→ **GOAL**: Restate each line word for word. Leave out every picture.
-.-.-
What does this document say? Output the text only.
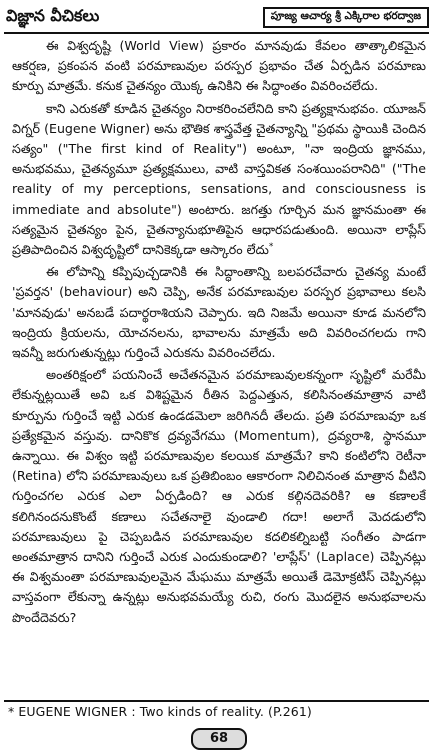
విజ్ఞాన వీచికలు	పూజ్య ఆచార్య శ్రీ ఎక్కిరాల భరద్వాజ

ఈ విశ్వదృష్టి (World View) ప్రకారం మానవుడు కేవలం తాత్కాలికమైన ఆకర్షణ, ప్రకంపన వంటి పరమాణువుల పరస్పర ప్రభావం చేత ఏర్పడిన పరమాణు కూర్పు మాత్రమే. కనుక చైతన్యం యొక్క ఉనికిని ఈ సిద్ధాంతం వివరించలేదు.

కాని ఎరుకతో కూడిన చైతన్యం నిరాకరించలేనిది కాని ప్రత్యక్షానుభవం. యూజన్ విగ్నర్ (Eugene Wigner) అను భౌతిక శాస్త్రవేత్త చైతన్యాన్ని "ప్రథమ స్థాయికి చెందిన సత్యం" ("The first kind of Reality") అంటూ, "నా ఇంద్రియ జ్ఞానము, అనుభవము, చైతన్యమూ ప్రత్యక్షములు, వాటి వాస్తవికత సంశయింపరానిది" ("The reality of my perceptions, sensations, and consciousness is immediate and absolute") అంటారు. జగత్తు గూర్చిన మన జ్ఞానమంతా ఈ సత్యమైన చైతన్యం పైన, చైతన్యానుభూతిపైన ఆధారపడుతుంది. అయినా లాప్లేస్ ప్రతిపాదించిన విశ్వదృష్టిలో దానికెక్కడా ఆస్కారం లేదు*

ఈ లోపాన్ని కప్పిపుచ్చడానికి ఈ సిద్ధాంతాన్ని బలపరచేవారు చైతన్య మంటే 'ప్రవర్తన' (behaviour) అని చెప్పి, అనేక పరమాణువుల పరస్పర ప్రభావాలు కలసి 'మానవుడు' అనబడే పదార్థరాశియని చెప్పారు. ఇది నిజమే అయినా కూడ మనలోని ఇంద్రియ క్రియలను, యోచనలను, భావాలను మాత్రమే అది వివరించగలదు గాని ఇవన్నీ జరుగుతున్నట్లు గుర్తించే ఎరుకను వివరించలేదు.

అంతరిక్షంలో పయనించే అచేతనమైన పరమాణువులకన్నంగా సృష్టిలో మరేమీ లేకున్నట్లయితే అవి ఒక విశిష్టమైన రీతిన పెద్దఎత్తున, కలిసినంతమాత్రాన వాటి కూర్పును గుర్తించే ఇట్టి ఎరుక ఉండడమెలా జరిగినదీ తేలదు. ప్రతి పరమాణువూ ఒక ప్రత్యేకమైన వస్తువు. దానికొక ద్రవ్యవేగము (Momentum), ద్రవ్యరాశి, స్థానమూ ఉన్నాయి. ఈ విశ్వం ఇట్టి పరమాణువుల కలయిక మాత్రమే? కాని కంటిలోని రెటీనా (Retina) లోని పరమాణువులు ఒక ప్రతిబింబం ఆకారంగా నిలిచినంత మాత్రాన వీటిని గుర్తించగల ఎరుక ఎలా ఏర్పడింది? ఆ ఎరుక కల్గినదెవరికి? ఆ కణాలకే కలిగినందనుకొంటే కణాలు సచేతనాలై వుండాలి గదా! అలాగే మెదడులోని పరమాణువులు పై చెప్పబడిన పరమాణువుల కదలికల్నిబట్టి సంగీతం పాడగా అంతమాత్రాన దానిని గుర్తించే ఎరుక ఎందుకుండాలి? 'లాప్లేస్' (Laplace) చెప్పినట్లు ఈ విశ్వమంతా పరమాణువులమైన మేఘము మాత్రమే అయితే డెమోక్రటిస్ చెప్పినట్లు వాస్తవంగా లేకున్నా ఉన్నట్లు అనుభవమయ్యే రుచి, రంగు మొదలైన అనుభవాలను పొందేదెవరు?

* EUGENE WIGNER : Two kinds of reality. (P.261)
68
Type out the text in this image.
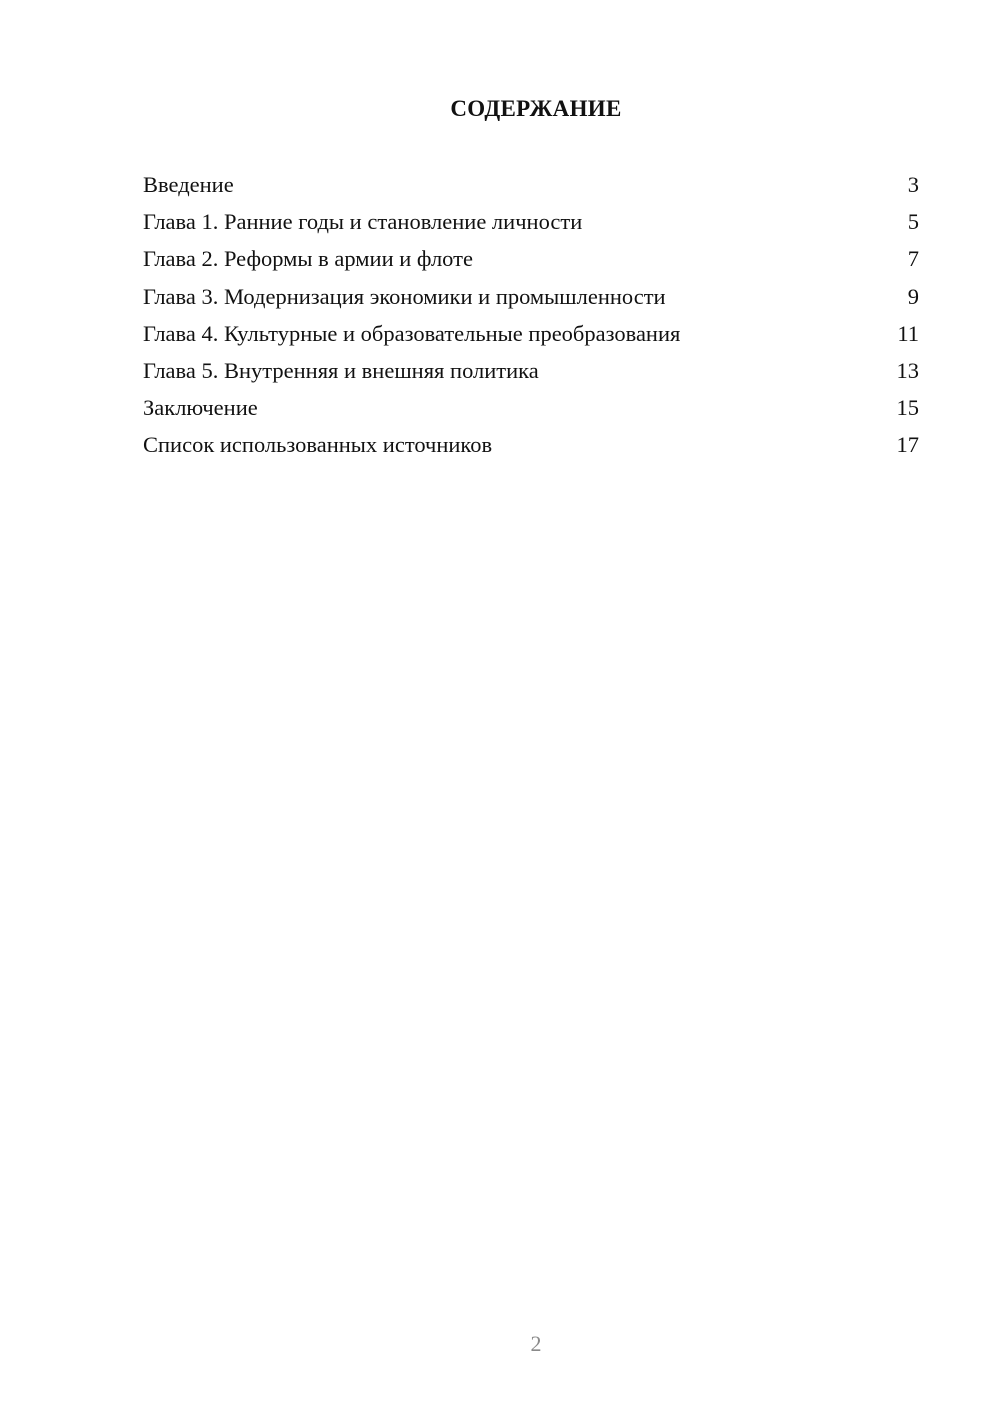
СОДЕРЖАНИЕ
Введение	3
Глава 1. Ранние годы и становление личности	5
Глава 2. Реформы в армии и флоте	7
Глава 3. Модернизация экономики и промышленности	9
Глава 4. Культурные и образовательные преобразования	11
Глава 5. Внутренняя и внешняя политика	13
Заключение	15
Список использованных источников	17
2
-.-.-
→ **WORKED ANSWER**:
What does this document say? Output the text only.
విజ్ఞాన వీచికలు	పూజ్య ఆచార్య శ్రీ ఎక్కిరాల భరద్వాజ

ఈ విశ్వదృష్టి (World View) ప్రకారం మానవుడు కేవలం తాత్కాలికమైన ఆకర్షణ, ప్రకంపన వంటి పరమాణువుల పరస్పర ప్రభావం చేత ఏర్పడిన పరమాణు కూర్పు మాత్రమే. కనుక చైతన్యం యొక్క ఉనికిని ఈ సిద్ధాంతం వివరించలేదు.

కాని ఎరుకతో కూడిన చైతన్యం నిరాకరించలేనిది కాని ప్రత్యక్షానుభవం. యూజన్ విగ్నర్ (Eugene Wigner) అను భౌతిక శాస్త్రవేత్త చైతన్యాన్ని "ప్రథమ స్థాయికి చెందిన సత్యం" ("The first kind of Reality") అంటూ, "నా ఇంద్రియ జ్ఞానము, అనుభవము, చైతన్యమూ ప్రత్యక్షములు, వాటి వాస్తవికత సంశయింపరానిది" ("The reality of my perceptions, sensations, and consciousness is immediate and absolute") అంటారు. జగత్తు గూర్చిన మన జ్ఞానమంతా ఈ సత్యమైన చైతన్యం పైన, చైతన్యానుభూతిపైన ఆధారపడుతుంది. అయినా లాప్లేస్ ప్రతిపాదించిన విశ్వదృష్టిలో దానికెక్కడా ఆస్కారం లేదు*

ఈ లోపాన్ని కప్పిపుచ్చడానికి ఈ సిద్ధాంతాన్ని బలపరచేవారు చైతన్య మంటే 'ప్రవర్తన' (behaviour) అని చెప్పి, అనేక పరమాణువుల పరస్పర ప్రభావాలు కలసి 'మానవుడు' అనబడే పదార్థరాశియని చెప్పారు. ఇది నిజమే అయినా కూడ మనలోని ఇంద్రియ క్రియలను, యోచనలను, భావాలను మాత్రమే అది వివరించగలదు గాని ఇవన్నీ జరుగుతున్నట్లు గుర్తించే ఎరుకను వివరించలేదు.

అంతరిక్షంలో పయనించే అచేతనమైన పరమాణువులకన్నంగా సృష్టిలో మరేమీ లేకున్నట్లయితే అవి ఒక విశిష్టమైన రీతిన పెద్దఎత్తున, కలిసినంతమాత్రాన వాటి కూర్పును గుర్తించే ఇట్టి ఎరుక ఉండడమెలా జరిగినదీ తేలదు. ప్రతి పరమాణువూ ఒక ప్రత్యేకమైన వస్తువు. దానికొక ద్రవ్యవేగము (Momentum), ద్రవ్యరాశి, స్థానమూ ఉన్నాయి. ఈ విశ్వం ఇట్టి పరమాణువుల కలయిక మాత్రమే? కాని కంటిలోని రెటీనా (Retina) లోని పరమాణువులు ఒక ప్రతిబింబం ఆకారంగా నిలిచినంత మాత్రాన వీటిని గుర్తించగల ఎరుక ఎలా ఏర్పడింది? ఆ ఎరుక కల్గినదెవరికి? ఆ కణాలకే కలిగినందనుకొంటే కణాలు సచేతనాలై వుండాలి గదా! అలాగే మెదడులోని పరమాణువులు పై చెప్పబడిన పరమాణువుల కదలికల్నిబట్టి సంగీతం పాడగా అంతమాత్రాన దానిని గుర్తించే ఎరుక ఎందుకుండాలి? 'లాప్లేస్' (Laplace) చెప్పినట్లు ఈ విశ్వమంతా పరమాణువులమైన మేఘము మాత్రమే అయితే డెమోక్రటిస్ చెప్పినట్లు వాస్తవంగా లేకున్నా ఉన్నట్లు అనుభవమయ్యే రుచి, రంగు మొదలైన అనుభవాలను పొందేదెవరు?

* EUGENE WIGNER : Two kinds of reality. (P.261)
68
Type out the text in this image.
СОДЕРЖАНИЕ
Введение	3
Глава 1. Ранние годы и становление личности	5
Глава 2. Реформы в армии и флоте	7
Глава 3. Модернизация экономики и промышленности	9
Глава 4. Культурные и образовательные преобразования	11
Глава 5. Внутренняя и внешняя политика	13
Заключение	15
Список использованных источников	17
2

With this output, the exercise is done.